[Relevés de boîtes étiquetées]
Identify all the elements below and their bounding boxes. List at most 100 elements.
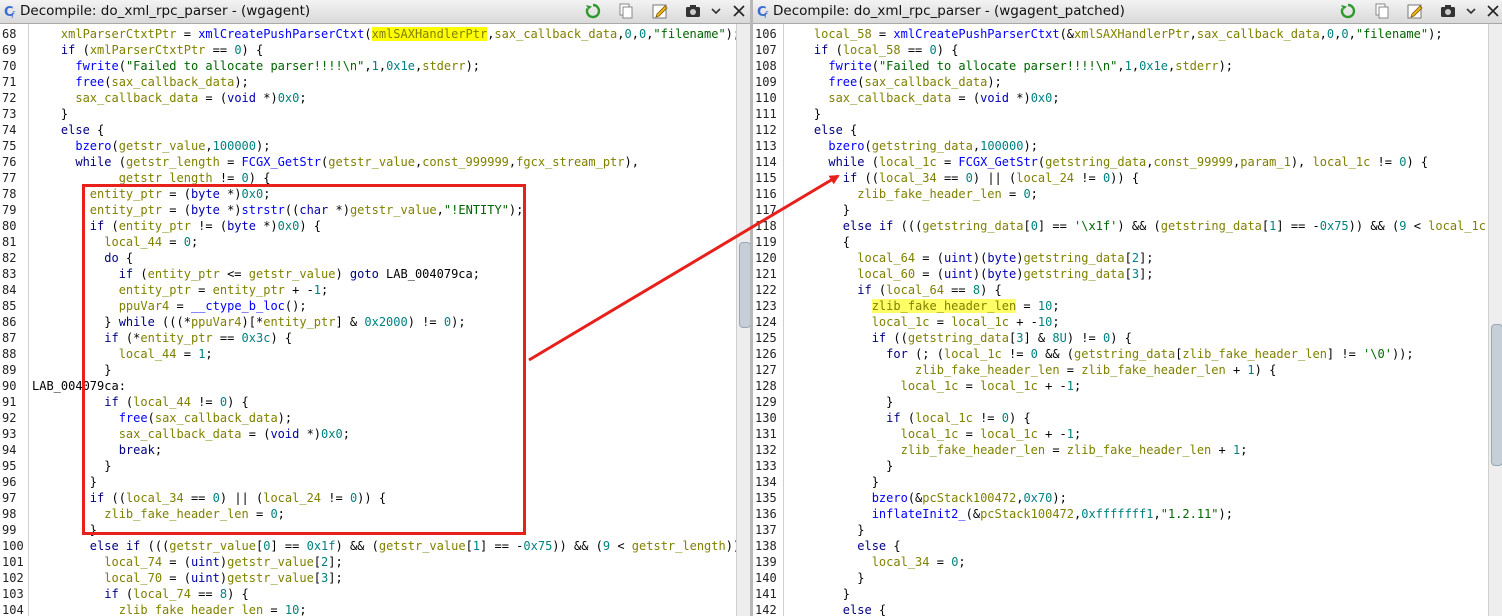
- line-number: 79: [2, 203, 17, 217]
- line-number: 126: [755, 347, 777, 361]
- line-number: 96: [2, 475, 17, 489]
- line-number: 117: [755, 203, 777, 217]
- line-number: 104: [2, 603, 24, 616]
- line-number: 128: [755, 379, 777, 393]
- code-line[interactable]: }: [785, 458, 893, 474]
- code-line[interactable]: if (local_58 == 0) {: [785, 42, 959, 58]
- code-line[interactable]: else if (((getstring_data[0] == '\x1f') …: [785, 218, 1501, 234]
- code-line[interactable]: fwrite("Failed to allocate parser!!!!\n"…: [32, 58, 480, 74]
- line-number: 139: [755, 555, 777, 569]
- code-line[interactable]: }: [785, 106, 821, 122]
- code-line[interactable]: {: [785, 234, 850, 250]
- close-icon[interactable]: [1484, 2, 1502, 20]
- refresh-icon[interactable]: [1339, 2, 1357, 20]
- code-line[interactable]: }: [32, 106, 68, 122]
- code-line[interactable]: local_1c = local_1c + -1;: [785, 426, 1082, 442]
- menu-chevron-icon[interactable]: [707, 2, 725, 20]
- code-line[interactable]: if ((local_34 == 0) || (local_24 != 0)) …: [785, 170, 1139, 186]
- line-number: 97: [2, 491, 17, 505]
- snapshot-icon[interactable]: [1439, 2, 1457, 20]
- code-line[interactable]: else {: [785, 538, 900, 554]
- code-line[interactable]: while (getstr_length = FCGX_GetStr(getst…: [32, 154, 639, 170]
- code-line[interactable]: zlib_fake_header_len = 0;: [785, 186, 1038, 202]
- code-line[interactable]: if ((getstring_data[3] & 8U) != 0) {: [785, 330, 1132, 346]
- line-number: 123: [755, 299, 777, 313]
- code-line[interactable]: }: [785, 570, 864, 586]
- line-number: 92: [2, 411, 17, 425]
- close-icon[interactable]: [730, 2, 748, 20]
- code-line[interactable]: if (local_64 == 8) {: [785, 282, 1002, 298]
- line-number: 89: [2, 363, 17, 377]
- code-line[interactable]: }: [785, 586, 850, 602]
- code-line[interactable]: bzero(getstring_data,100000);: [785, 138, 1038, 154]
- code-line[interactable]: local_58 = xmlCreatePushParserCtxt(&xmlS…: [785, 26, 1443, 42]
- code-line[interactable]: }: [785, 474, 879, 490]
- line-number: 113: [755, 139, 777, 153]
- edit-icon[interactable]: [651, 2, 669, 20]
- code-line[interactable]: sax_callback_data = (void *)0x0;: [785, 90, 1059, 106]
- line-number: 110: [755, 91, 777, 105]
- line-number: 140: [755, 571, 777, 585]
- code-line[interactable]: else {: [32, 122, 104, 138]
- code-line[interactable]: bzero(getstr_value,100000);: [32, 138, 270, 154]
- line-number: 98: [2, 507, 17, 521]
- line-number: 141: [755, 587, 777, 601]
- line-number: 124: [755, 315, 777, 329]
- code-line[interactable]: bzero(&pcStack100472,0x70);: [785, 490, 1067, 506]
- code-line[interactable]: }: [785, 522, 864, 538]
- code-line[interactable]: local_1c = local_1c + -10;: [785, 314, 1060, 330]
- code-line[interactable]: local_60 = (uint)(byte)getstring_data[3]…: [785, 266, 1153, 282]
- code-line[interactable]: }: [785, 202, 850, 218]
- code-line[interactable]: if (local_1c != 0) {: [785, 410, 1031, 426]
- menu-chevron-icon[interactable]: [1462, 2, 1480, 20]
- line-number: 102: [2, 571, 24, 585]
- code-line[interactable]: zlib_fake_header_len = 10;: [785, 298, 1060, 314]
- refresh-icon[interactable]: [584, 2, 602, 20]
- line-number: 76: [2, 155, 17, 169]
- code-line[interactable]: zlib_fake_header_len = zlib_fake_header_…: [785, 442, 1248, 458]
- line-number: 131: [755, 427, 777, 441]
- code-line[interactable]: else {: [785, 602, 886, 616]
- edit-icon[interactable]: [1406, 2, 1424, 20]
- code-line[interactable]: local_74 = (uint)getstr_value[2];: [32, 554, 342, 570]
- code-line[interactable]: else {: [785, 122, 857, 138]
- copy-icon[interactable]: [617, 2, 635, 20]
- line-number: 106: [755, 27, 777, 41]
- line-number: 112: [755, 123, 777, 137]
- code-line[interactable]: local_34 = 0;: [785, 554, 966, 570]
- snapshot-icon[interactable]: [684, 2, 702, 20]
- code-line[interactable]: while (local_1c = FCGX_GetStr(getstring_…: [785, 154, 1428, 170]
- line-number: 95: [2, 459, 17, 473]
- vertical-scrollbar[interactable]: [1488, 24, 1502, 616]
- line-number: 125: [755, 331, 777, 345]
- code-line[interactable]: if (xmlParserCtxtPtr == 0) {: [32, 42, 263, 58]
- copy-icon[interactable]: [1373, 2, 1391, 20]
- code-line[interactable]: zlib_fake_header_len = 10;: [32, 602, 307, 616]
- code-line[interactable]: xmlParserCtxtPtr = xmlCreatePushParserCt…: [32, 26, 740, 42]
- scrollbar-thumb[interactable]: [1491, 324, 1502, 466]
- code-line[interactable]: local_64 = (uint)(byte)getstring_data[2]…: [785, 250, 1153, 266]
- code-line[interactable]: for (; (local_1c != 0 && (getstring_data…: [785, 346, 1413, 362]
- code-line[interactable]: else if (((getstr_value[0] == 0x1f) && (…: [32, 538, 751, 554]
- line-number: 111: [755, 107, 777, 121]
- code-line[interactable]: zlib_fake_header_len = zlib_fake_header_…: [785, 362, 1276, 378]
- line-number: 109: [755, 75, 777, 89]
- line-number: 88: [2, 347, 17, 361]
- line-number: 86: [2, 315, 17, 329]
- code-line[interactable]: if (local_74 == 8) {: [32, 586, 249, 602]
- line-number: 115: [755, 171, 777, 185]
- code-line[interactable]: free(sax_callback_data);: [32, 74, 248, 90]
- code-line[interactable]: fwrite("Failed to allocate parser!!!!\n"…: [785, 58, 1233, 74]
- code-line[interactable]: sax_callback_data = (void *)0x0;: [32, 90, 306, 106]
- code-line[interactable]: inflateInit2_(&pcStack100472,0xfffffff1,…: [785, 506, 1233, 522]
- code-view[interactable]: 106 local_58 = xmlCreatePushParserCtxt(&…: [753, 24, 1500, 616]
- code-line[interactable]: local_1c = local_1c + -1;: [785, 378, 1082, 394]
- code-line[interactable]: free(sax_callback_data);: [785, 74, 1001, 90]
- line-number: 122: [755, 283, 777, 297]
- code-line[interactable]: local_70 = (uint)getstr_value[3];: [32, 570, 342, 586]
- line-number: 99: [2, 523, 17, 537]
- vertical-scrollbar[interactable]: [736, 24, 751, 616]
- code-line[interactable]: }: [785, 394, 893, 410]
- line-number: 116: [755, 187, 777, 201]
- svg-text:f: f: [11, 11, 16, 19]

TÂCHE À EFFECTUER -> Recopiez, s'il vous plaît, à l'identique l'ensemble du matériau ci-dessus, en omettant les images.

RÉSULTAT ATTENDU ->
Identify all the elements below and their bounding boxes. List at most 100 elements.
- line-number: 79: [2, 203, 17, 217]
- line-number: 126: [755, 347, 777, 361]
- line-number: 96: [2, 475, 17, 489]
- line-number: 117: [755, 203, 777, 217]
- line-number: 104: [2, 603, 24, 616]
- line-number: 128: [755, 379, 777, 393]
- code-line[interactable]: }: [785, 458, 893, 474]
- code-line[interactable]: if (local_58 == 0) {: [785, 42, 959, 58]
- code-line[interactable]: else if (((getstring_data[0] == '\x1f') …: [785, 218, 1501, 234]
- code-line[interactable]: fwrite("Failed to allocate parser!!!!\n"…: [32, 58, 480, 74]
- line-number: 139: [755, 555, 777, 569]
- code-line[interactable]: }: [785, 106, 821, 122]
- code-line[interactable]: {: [785, 234, 850, 250]
- close-icon[interactable]: [1484, 2, 1502, 20]
- refresh-icon[interactable]: [1339, 2, 1357, 20]
- code-line[interactable]: }: [32, 106, 68, 122]
- code-line[interactable]: local_1c = local_1c + -1;: [785, 426, 1082, 442]
- menu-chevron-icon[interactable]: [707, 2, 725, 20]
- code-line[interactable]: if ((local_34 == 0) || (local_24 != 0)) …: [785, 170, 1139, 186]
- line-number: 97: [2, 491, 17, 505]
- snapshot-icon[interactable]: [1439, 2, 1457, 20]
- code-line[interactable]: else {: [785, 538, 900, 554]
- code-line[interactable]: while (getstr_length = FCGX_GetStr(getst…: [32, 154, 639, 170]
- code-line[interactable]: zlib_fake_header_len = 0;: [785, 186, 1038, 202]
- code-line[interactable]: if ((getstring_data[3] & 8U) != 0) {: [785, 330, 1132, 346]
- line-number: 123: [755, 299, 777, 313]
- code-line[interactable]: }: [785, 570, 864, 586]
- line-number: 92: [2, 411, 17, 425]
- close-icon[interactable]: [730, 2, 748, 20]
- code-line[interactable]: if (local_64 == 8) {: [785, 282, 1002, 298]
- line-number: 89: [2, 363, 17, 377]
- code-line[interactable]: }: [785, 586, 850, 602]
- code-line[interactable]: bzero(getstring_data,100000);: [785, 138, 1038, 154]
- code-line[interactable]: local_58 = xmlCreatePushParserCtxt(&xmlS…: [785, 26, 1443, 42]
- code-line[interactable]: }: [785, 474, 879, 490]
- line-number: 113: [755, 139, 777, 153]
- edit-icon[interactable]: [651, 2, 669, 20]
- code-line[interactable]: sax_callback_data = (void *)0x0;: [785, 90, 1059, 106]
- line-number: 110: [755, 91, 777, 105]
- line-number: 140: [755, 571, 777, 585]
- code-line[interactable]: else {: [32, 122, 104, 138]
- code-line[interactable]: bzero(getstr_value,100000);: [32, 138, 270, 154]
- line-number: 98: [2, 507, 17, 521]
- line-number: 141: [755, 587, 777, 601]
- line-number: 124: [755, 315, 777, 329]
- code-line[interactable]: bzero(&pcStack100472,0x70);: [785, 490, 1067, 506]
- code-line[interactable]: }: [785, 522, 864, 538]
- code-line[interactable]: local_1c = local_1c + -10;: [785, 314, 1060, 330]
- code-line[interactable]: local_60 = (uint)(byte)getstring_data[3]…: [785, 266, 1153, 282]
- code-line[interactable]: }: [785, 202, 850, 218]
- code-line[interactable]: if (local_1c != 0) {: [785, 410, 1031, 426]
- menu-chevron-icon[interactable]: [1462, 2, 1480, 20]
- line-number: 102: [2, 571, 24, 585]
- code-line[interactable]: zlib_fake_header_len = 10;: [785, 298, 1060, 314]
- refresh-icon[interactable]: [584, 2, 602, 20]
- line-number: 76: [2, 155, 17, 169]
- code-line[interactable]: zlib_fake_header_len = zlib_fake_header_…: [785, 442, 1248, 458]
- line-number: 131: [755, 427, 777, 441]
- code-line[interactable]: else {: [785, 602, 886, 616]
- edit-icon[interactable]: [1406, 2, 1424, 20]
- code-line[interactable]: local_74 = (uint)getstr_value[2];: [32, 554, 342, 570]
- code-line[interactable]: else {: [785, 122, 857, 138]
- copy-icon[interactable]: [617, 2, 635, 20]
- line-number: 106: [755, 27, 777, 41]
- line-number: 112: [755, 123, 777, 137]
- code-line[interactable]: local_34 = 0;: [785, 554, 966, 570]
- snapshot-icon[interactable]: [684, 2, 702, 20]
- code-line[interactable]: while (local_1c = FCGX_GetStr(getstring_…: [785, 154, 1428, 170]
- line-number: 95: [2, 459, 17, 473]
- vertical-scrollbar[interactable]: [1488, 24, 1502, 616]
- line-number: 125: [755, 331, 777, 345]
- code-line[interactable]: if (xmlParserCtxtPtr == 0) {: [32, 42, 263, 58]
- copy-icon[interactable]: [1373, 2, 1391, 20]
- code-line[interactable]: zlib_fake_header_len = 10;: [32, 602, 307, 616]
- code-line[interactable]: xmlParserCtxtPtr = xmlCreatePushParserCt…: [32, 26, 740, 42]
- scrollbar-thumb[interactable]: [1491, 324, 1502, 466]
- code-line[interactable]: local_64 = (uint)(byte)getstring_data[2]…: [785, 250, 1153, 266]
- code-line[interactable]: for (; (local_1c != 0 && (getstring_data…: [785, 346, 1413, 362]
- code-line[interactable]: else if (((getstr_value[0] == 0x1f) && (…: [32, 538, 751, 554]
- line-number: 111: [755, 107, 777, 121]
- code-line[interactable]: zlib_fake_header_len = zlib_fake_header_…: [785, 362, 1276, 378]
- line-number: 109: [755, 75, 777, 89]
- line-number: 88: [2, 347, 17, 361]
- line-number: 86: [2, 315, 17, 329]
- code-line[interactable]: if (local_74 == 8) {: [32, 586, 249, 602]
- line-number: 115: [755, 171, 777, 185]
- code-line[interactable]: free(sax_callback_data);: [32, 74, 248, 90]
- code-line[interactable]: fwrite("Failed to allocate parser!!!!\n"…: [785, 58, 1233, 74]
- code-line[interactable]: sax_callback_data = (void *)0x0;: [32, 90, 306, 106]
- code-line[interactable]: inflateInit2_(&pcStack100472,0xfffffff1,…: [785, 506, 1233, 522]
- code-view[interactable]: 106 local_58 = xmlCreatePushParserCtxt(&…: [753, 24, 1500, 616]
- code-line[interactable]: local_1c = local_1c + -1;: [785, 378, 1082, 394]
- code-line[interactable]: free(sax_callback_data);: [785, 74, 1001, 90]
- line-number: 122: [755, 283, 777, 297]
- code-line[interactable]: local_70 = (uint)getstr_value[3];: [32, 570, 342, 586]
- line-number: 99: [2, 523, 17, 537]
- vertical-scrollbar[interactable]: [736, 24, 751, 616]
- code-line[interactable]: }: [785, 394, 893, 410]
- line-number: 116: [755, 187, 777, 201]
- svg-text:f: f: [11, 11, 16, 19]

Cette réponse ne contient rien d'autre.